§ Brano estratto:
----

Emma Bonino, il cordoglio del sindaco di Bari Vito Leccese: «Ci mancherai, instancabile pasionaria»
BARI - «Con la scomparsa di Emma Bonino l’Italia e l’Europa perdono una delle menti più libere, coraggiose e caparbie della nostra storia democratica». È il messaggio di cordoglio del sindaco di Bari, Vito Leccese, appresa la notizia della morte della storica esponente radicale.
«Per chi, come me, ha iniziato a fare politica negli anni in cui le battaglie ambientaliste e per i diritti civili cercavano spazio nel nostro Paese – commenta Leccese – Emma è stata un punto di riferimento, una maestra di coerenza e dignità istituzionale».
Il sindaco ricorda anche gli anni condivisi nel Partito Radicale e in Parlamento: «Con lei ho condiviso gli anni del Partito Radicale, la stagione delle rivendicazioni dei diritti civili, le campagne referendarie. Con Emma e Marco Pannella ci siamo ritrovati tra i banchi della Camera, uniti dalla stessa passione civile, nell’ultima legislatura della Prima Repubblica».
Leccese sottolinea quindi il tratto distintivo della figura di Bonino: «Aveva il coraggio di stare dalla parte delle proprie idee, anche quando significava essere in minoranza, e non sembrava preoccuparsene troppo perché continuava a battersi, convinta che prima o poi le sue battaglie avrebbero trovato la strada per diventare patrimonio comune».
«Ha lottato per l’autodeterminazione, contro la pena di morte, per la pace, per i diritti delle persone e per un’Europa più unita – prosegue il sindaco –. Lo ha fatto con una coerenza che qualche volta l’ha lasciata sola, ma che non le ha mai fatto perdere la direzione».
Infine, il ricordo personale e politico: «Emma Bonino ci ha insegnato che una minoranza può cambiare la storia. Molte delle cose che oggi consideriamo parte della nostra democrazia, prima di diventare condivise, sono state idee sostenute da poche persone, spesso controcorrente».
«Ci mancherai, instancabile pasionaria», conclude Leccese.

----

§ Azioni richieste:
a) Indica se ciascuna affermazione concorda con il brano su Emma Bonino. Rispondi sì o no e cita alla lettera le parole decisive: (i) Leccese ha iniziato a fare politica negli anni in cui le battaglie ambientaliste cercavano spazio in Italia; (ii) Leccese e Bonino sedevano insieme alla Camera nella prima legislatura della Seconda Repubblica; (iii) Bonino si preoccupava molto di trovarsi in minoranza.
b) Secondo il brano su Emma Bonino, per quali cause si è battuta Bonino?
c) Trascrivi senza modifiche la parte del brano su Emma Bonino che comincia con le parole "Emma Bonino, il" e si chiude dopo le parole "storica esponente radicale.".
Le voci riportate di seguito non sono necessarie.

----

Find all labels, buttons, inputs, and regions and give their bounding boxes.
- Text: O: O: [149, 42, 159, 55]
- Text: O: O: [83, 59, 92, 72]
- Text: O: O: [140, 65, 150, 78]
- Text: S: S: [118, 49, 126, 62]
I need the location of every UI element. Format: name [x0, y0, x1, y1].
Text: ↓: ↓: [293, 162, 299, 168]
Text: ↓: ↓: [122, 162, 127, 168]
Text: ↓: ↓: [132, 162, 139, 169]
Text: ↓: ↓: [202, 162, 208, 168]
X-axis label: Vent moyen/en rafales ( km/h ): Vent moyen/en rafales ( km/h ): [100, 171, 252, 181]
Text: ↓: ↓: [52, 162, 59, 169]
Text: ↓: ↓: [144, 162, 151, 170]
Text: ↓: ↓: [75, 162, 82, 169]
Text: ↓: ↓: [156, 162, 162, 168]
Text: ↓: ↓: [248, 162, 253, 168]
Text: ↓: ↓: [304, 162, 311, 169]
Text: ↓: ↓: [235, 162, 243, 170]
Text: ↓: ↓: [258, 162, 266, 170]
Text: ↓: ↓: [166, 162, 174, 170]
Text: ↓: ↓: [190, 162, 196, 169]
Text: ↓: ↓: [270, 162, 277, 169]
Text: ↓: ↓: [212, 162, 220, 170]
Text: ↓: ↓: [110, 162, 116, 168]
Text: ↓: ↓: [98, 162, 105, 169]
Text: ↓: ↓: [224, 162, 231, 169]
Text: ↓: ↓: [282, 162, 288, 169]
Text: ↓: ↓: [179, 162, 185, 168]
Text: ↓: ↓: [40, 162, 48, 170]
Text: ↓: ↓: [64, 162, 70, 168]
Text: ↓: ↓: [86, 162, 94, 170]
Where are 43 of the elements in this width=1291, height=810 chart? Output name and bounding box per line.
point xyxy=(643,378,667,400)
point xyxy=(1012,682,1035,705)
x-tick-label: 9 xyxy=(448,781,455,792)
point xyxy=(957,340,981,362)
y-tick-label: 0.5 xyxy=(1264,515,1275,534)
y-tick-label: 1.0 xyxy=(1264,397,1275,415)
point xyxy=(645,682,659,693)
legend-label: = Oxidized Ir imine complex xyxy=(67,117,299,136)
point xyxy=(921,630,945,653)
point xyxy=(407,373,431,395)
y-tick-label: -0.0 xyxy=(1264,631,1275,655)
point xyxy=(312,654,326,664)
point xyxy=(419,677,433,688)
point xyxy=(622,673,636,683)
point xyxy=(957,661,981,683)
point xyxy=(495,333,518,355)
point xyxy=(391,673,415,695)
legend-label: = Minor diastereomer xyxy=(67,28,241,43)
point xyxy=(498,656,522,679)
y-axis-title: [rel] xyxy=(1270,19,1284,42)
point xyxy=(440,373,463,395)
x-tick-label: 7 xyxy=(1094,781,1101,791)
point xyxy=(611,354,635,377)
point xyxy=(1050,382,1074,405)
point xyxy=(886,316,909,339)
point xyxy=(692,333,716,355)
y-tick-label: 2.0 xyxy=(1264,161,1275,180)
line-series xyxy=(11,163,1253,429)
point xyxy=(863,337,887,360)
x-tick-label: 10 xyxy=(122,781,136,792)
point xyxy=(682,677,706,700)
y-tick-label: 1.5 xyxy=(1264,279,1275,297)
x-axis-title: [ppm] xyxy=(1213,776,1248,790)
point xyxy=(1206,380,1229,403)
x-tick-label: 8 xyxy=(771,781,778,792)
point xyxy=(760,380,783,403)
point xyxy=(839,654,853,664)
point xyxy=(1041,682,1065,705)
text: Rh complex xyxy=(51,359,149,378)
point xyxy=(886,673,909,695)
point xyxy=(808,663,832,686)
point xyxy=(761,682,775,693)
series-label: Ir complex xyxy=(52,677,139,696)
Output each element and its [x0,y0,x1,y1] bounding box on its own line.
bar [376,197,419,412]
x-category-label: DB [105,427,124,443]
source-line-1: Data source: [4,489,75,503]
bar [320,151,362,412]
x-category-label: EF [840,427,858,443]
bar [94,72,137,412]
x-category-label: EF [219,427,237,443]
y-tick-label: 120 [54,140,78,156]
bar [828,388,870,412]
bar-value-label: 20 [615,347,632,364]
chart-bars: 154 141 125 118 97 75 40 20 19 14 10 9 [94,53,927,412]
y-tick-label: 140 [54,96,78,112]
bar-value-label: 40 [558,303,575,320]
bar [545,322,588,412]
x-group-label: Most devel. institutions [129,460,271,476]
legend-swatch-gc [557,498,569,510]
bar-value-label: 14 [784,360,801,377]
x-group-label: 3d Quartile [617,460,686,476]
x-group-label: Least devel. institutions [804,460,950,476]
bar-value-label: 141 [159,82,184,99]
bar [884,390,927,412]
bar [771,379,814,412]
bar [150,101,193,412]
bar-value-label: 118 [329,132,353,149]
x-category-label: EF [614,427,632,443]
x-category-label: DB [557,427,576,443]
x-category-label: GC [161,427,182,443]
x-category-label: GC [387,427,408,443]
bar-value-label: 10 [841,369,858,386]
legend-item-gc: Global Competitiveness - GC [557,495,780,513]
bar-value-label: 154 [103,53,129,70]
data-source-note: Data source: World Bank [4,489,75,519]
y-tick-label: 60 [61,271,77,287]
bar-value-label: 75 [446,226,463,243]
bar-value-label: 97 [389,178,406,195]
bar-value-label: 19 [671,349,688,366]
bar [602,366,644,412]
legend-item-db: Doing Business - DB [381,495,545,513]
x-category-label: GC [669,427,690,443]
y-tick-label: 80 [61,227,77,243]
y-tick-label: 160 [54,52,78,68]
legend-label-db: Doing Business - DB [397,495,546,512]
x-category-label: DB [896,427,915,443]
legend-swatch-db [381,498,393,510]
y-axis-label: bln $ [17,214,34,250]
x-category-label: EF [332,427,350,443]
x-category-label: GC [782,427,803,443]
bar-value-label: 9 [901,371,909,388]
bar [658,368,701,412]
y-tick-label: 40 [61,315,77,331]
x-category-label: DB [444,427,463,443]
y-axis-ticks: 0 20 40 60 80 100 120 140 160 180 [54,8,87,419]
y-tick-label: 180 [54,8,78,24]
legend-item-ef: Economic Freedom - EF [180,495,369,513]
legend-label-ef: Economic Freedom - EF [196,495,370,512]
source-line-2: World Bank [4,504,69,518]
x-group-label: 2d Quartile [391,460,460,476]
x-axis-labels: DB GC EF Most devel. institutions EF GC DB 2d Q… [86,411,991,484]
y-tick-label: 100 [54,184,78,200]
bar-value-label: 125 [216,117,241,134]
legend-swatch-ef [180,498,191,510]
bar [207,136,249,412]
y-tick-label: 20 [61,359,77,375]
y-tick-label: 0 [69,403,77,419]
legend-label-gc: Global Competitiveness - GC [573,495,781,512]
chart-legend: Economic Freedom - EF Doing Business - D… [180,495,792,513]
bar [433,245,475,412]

----

§ Risposte scritte:
a)
(i) Sì: «ha iniziato a fare politica negli anni in cui le battaglie ambientaliste e per i diritti civili cercavano spazio nel nostro Paese».
(ii) No: «nell’ultima legislatura della Prima Repubblica».
(iii) No: «non sembrava preoccuparsene troppo».

b) Per l’autodeterminazione, contro la pena di morte, per la pace, per i diritti delle persone e per un’Europa più unita.

c)
Emma Bonino, il cordoglio del sindaco di Bari Vito Leccese: «Ci mancherai, instancabile pasionaria»
BARI - «Con la scomparsa di Emma Bonino l’Italia e l’Europa perdono una delle menti più libere, coraggiose e caparbie della nostra storia democratica». È il messaggio di cordoglio del sindaco di Bari, Vito Leccese, appresa la notizia della morte della storica esponente radicale.